» WHAT IS BEING ASKED
Count how many lines hold the string "unit". Answer with that number and nothing more.

» RECORDS SHOWN
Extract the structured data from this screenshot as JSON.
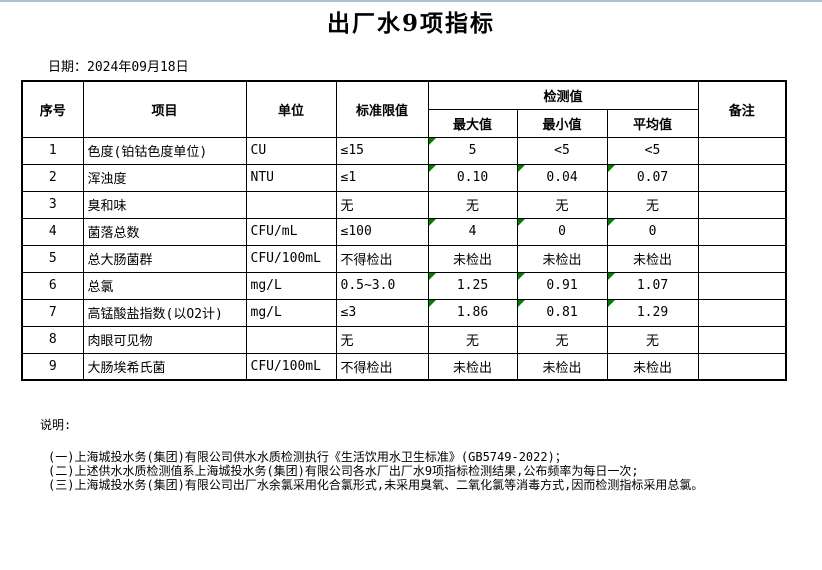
{
  "page": {
    "title": "出厂水9项指标",
    "date_label": "日期：",
    "date_value": "2024年09月18日"
  },
  "table": {
    "headers": {
      "no": "序号",
      "item": "项目",
      "unit": "单位",
      "limit": "标准限值",
      "detection": "检测值",
      "max": "最大值",
      "min": "最小值",
      "avg": "平均值",
      "remark": "备注"
    },
    "rows": [
      {
        "no": "1",
        "item": "色度(铂钴色度单位)",
        "unit": "CU",
        "limit": "≤15",
        "max": "5",
        "min": "<5",
        "avg": "<5",
        "remark": "",
        "flags": [
          "max"
        ]
      },
      {
        "no": "2",
        "item": "浑浊度",
        "unit": "NTU",
        "limit": "≤1",
        "max": "0.10",
        "min": "0.04",
        "avg": "0.07",
        "remark": "",
        "flags": [
          "max",
          "min",
          "avg"
        ]
      },
      {
        "no": "3",
        "item": "臭和味",
        "unit": "",
        "limit": "无",
        "max": "无",
        "min": "无",
        "avg": "无",
        "remark": "",
        "flags": []
      },
      {
        "no": "4",
        "item": "菌落总数",
        "unit": "CFU/mL",
        "limit": "≤100",
        "max": "4",
        "min": "0",
        "avg": "0",
        "remark": "",
        "flags": [
          "max",
          "min",
          "avg"
        ]
      },
      {
        "no": "5",
        "item": "总大肠菌群",
        "unit": "CFU/100mL",
        "limit": "不得检出",
        "max": "未检出",
        "min": "未检出",
        "avg": "未检出",
        "remark": "",
        "flags": []
      },
      {
        "no": "6",
        "item": "总氯",
        "unit": "mg/L",
        "limit": "0.5~3.0",
        "max": "1.25",
        "min": "0.91",
        "avg": "1.07",
        "remark": "",
        "flags": [
          "max",
          "min",
          "avg"
        ]
      },
      {
        "no": "7",
        "item": "高锰酸盐指数(以O2计)",
        "unit": "mg/L",
        "limit": "≤3",
        "max": "1.86",
        "min": "0.81",
        "avg": "1.29",
        "remark": "",
        "flags": [
          "max",
          "min",
          "avg"
        ]
      },
      {
        "no": "8",
        "item": "肉眼可见物",
        "unit": "",
        "limit": "无",
        "max": "无",
        "min": "无",
        "avg": "无",
        "remark": "",
        "flags": []
      },
      {
        "no": "9",
        "item": "大肠埃希氏菌",
        "unit": "CFU/100mL",
        "limit": "不得检出",
        "max": "未检出",
        "min": "未检出",
        "avg": "未检出",
        "remark": "",
        "flags": []
      }
    ]
  },
  "notes": {
    "heading": "说明:",
    "items": [
      "(一)上海城投水务(集团)有限公司供水水质检测执行《生活饮用水卫生标准》(GB5749-2022)；",
      "(二)上述供水水质检测值系上海城投水务(集团)有限公司各水厂出厂水9项指标检测结果,公布频率为每日一次;",
      "(三)上海城投水务(集团)有限公司出厂水余氯采用化合氯形式,未采用臭氧、二氧化氯等消毒方式,因而检测指标采用总氯。"
    ]
  },
  "colors": {
    "flag_green": "#008000",
    "top_border": "#a9c2da"
  }
}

» OUTPUT OF THE TASK
10